WHAT NEEDS TO BE DONE — Write out the entries below once more, exactly.
+++ SOURCE DATA
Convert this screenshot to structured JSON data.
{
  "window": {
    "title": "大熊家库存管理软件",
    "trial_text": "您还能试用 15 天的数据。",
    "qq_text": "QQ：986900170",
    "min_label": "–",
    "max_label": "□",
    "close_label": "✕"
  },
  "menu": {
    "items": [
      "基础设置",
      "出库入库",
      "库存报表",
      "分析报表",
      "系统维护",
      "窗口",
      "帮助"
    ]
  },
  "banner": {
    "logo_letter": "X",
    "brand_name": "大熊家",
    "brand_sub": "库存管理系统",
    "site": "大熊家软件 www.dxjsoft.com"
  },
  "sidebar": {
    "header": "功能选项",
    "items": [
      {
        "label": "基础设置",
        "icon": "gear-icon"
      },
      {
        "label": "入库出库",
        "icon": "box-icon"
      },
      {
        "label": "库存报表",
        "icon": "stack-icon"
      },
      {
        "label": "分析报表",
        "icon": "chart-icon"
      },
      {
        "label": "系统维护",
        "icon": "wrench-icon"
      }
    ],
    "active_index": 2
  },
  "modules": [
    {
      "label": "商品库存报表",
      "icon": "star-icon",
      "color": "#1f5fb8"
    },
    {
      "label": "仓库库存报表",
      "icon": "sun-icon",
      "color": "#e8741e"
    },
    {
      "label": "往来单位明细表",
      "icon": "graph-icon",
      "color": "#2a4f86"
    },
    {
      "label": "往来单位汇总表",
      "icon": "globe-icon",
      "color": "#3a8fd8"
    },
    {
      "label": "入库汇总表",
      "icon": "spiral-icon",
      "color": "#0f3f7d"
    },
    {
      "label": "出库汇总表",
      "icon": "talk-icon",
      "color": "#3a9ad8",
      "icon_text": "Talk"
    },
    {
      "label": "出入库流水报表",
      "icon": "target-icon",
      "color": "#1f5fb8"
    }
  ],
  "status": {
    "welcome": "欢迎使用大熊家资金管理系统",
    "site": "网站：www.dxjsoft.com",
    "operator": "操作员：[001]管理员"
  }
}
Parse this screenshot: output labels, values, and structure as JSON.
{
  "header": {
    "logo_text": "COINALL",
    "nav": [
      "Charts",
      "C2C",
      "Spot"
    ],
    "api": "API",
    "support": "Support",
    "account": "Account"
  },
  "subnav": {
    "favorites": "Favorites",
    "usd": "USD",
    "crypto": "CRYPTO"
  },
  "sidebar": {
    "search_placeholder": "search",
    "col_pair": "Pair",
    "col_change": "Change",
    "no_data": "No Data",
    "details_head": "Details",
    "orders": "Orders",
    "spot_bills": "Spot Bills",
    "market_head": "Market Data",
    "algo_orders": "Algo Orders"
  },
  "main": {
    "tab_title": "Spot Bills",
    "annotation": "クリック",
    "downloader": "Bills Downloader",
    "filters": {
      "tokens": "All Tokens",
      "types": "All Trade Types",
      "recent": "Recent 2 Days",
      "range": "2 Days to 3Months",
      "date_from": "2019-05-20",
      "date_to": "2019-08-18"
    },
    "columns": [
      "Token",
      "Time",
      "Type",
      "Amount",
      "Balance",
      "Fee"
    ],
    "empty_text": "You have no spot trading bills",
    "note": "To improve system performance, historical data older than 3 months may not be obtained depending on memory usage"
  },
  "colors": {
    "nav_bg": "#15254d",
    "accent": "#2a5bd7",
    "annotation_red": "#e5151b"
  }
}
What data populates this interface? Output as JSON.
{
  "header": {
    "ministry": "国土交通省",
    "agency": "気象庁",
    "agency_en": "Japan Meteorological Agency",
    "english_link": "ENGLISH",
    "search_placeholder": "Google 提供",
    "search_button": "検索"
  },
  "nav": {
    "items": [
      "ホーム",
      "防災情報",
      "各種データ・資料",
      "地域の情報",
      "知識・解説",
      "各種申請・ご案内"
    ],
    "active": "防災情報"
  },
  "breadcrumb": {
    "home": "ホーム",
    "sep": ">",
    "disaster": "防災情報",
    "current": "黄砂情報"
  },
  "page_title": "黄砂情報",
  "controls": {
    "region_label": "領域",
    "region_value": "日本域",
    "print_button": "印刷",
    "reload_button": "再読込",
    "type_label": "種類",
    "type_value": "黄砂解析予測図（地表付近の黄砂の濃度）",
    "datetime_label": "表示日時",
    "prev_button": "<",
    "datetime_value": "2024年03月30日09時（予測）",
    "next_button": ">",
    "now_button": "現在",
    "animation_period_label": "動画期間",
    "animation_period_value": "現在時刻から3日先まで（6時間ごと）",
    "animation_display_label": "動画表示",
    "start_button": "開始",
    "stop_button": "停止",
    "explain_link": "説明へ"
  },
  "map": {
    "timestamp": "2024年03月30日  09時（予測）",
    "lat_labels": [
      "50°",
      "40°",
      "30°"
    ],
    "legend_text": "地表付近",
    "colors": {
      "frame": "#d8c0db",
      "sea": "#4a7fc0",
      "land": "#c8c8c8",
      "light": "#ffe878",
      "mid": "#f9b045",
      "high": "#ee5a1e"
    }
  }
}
++++++
EXERCISE RESULT —
Convert this screenshot to structured JSON data.
{
  "window": {
    "title": "大熊家库存管理软件",
    "trial_text": "您还能试用 15 天的数据。",
    "qq_text": "QQ：986900170",
    "min_label": "–",
    "max_label": "□",
    "close_label": "✕"
  },
  "menu": {
    "items": [
      "基础设置",
      "出库入库",
      "库存报表",
      "分析报表",
      "系统维护",
      "窗口",
      "帮助"
    ]
  },
  "banner": {
    "logo_letter": "X",
    "brand_name": "大熊家",
    "brand_sub": "库存管理系统",
    "site": "大熊家软件 www.dxjsoft.com"
  },
  "sidebar": {
    "header": "功能选项",
    "items": [
      {
        "label": "基础设置",
        "icon": "gear-icon"
      },
      {
        "label": "入库出库",
        "icon": "box-icon"
      },
      {
        "label": "库存报表",
        "icon": "stack-icon"
      },
      {
        "label": "分析报表",
        "icon": "chart-icon"
      },
      {
        "label": "系统维护",
        "icon": "wrench-icon"
      }
    ],
    "active_index": 2
  },
  "modules": [
    {
      "label": "商品库存报表",
      "icon": "star-icon",
      "color": "#1f5fb8"
    },
    {
      "label": "仓库库存报表",
      "icon": "sun-icon",
      "color": "#e8741e"
    },
    {
      "label": "往来单位明细表",
      "icon": "graph-icon",
      "color": "#2a4f86"
    },
    {
      "label": "往来单位汇总表",
      "icon": "globe-icon",
      "color": "#3a8fd8"
    },
    {
      "label": "入库汇总表",
      "icon": "spiral-icon",
      "color": "#0f3f7d"
    },
    {
      "label": "出库汇总表",
      "icon": "talk-icon",
      "color": "#3a9ad8",
      "icon_text": "Talk"
    },
    {
      "label": "出入库流水报表",
      "icon": "target-icon",
      "color": "#1f5fb8"
    }
  ],
  "status": {
    "welcome": "欢迎使用大熊家资金管理系统",
    "site": "网站：www.dxjsoft.com",
    "operator": "操作员：[001]管理员"
  }
}
Parse this screenshot: output labels, values, and structure as JSON.
{
  "header": {
    "logo_text": "COINALL",
    "nav": [
      "Charts",
      "C2C",
      "Spot"
    ],
    "api": "API",
    "support": "Support",
    "account": "Account"
  },
  "subnav": {
    "favorites": "Favorites",
    "usd": "USD",
    "crypto": "CRYPTO"
  },
  "sidebar": {
    "search_placeholder": "search",
    "col_pair": "Pair",
    "col_change": "Change",
    "no_data": "No Data",
    "details_head": "Details",
    "orders": "Orders",
    "spot_bills": "Spot Bills",
    "market_head": "Market Data",
    "algo_orders": "Algo Orders"
  },
  "main": {
    "tab_title": "Spot Bills",
    "annotation": "クリック",
    "downloader": "Bills Downloader",
    "filters": {
      "tokens": "All Tokens",
      "types": "All Trade Types",
      "recent": "Recent 2 Days",
      "range": "2 Days to 3Months",
      "date_from": "2019-05-20",
      "date_to": "2019-08-18"
    },
    "columns": [
      "Token",
      "Time",
      "Type",
      "Amount",
      "Balance",
      "Fee"
    ],
    "empty_text": "You have no spot trading bills",
    "note": "To improve system performance, historical data older than 3 months may not be obtained depending on memory usage"
  },
  "colors": {
    "nav_bg": "#15254d",
    "accent": "#2a5bd7",
    "annotation_red": "#e5151b"
  }
}
What data populates this interface? Output as JSON.
{
  "header": {
    "ministry": "国土交通省",
    "agency": "気象庁",
    "agency_en": "Japan Meteorological Agency",
    "english_link": "ENGLISH",
    "search_placeholder": "Google 提供",
    "search_button": "検索"
  },
  "nav": {
    "items": [
      "ホーム",
      "防災情報",
      "各種データ・資料",
      "地域の情報",
      "知識・解説",
      "各種申請・ご案内"
    ],
    "active": "防災情報"
  },
  "breadcrumb": {
    "home": "ホーム",
    "sep": ">",
    "disaster": "防災情報",
    "current": "黄砂情報"
  },
  "page_title": "黄砂情報",
  "controls": {
    "region_label": "領域",
    "region_value": "日本域",
    "print_button": "印刷",
    "reload_button": "再読込",
    "type_label": "種類",
    "type_value": "黄砂解析予測図（地表付近の黄砂の濃度）",
    "datetime_label": "表示日時",
    "prev_button": "<",
    "datetime_value": "2024年03月30日09時（予測）",
    "next_button": ">",
    "now_button": "現在",
    "animation_period_label": "動画期間",
    "animation_period_value": "現在時刻から3日先まで（6時間ごと）",
    "animation_display_label": "動画表示",
    "start_button": "開始",
    "stop_button": "停止",
    "explain_link": "説明へ"
  },
  "map": {
    "timestamp": "2024年03月30日  09時（予測）",
    "lat_labels": [
      "50°",
      "40°",
      "30°"
    ],
    "legend_text": "地表付近",
    "colors": {
      "frame": "#d8c0db",
      "sea": "#4a7fc0",
      "land": "#c8c8c8",
      "light": "#ffe878",
      "mid": "#f9b045",
      "high": "#ee5a1e"
    }
  }
}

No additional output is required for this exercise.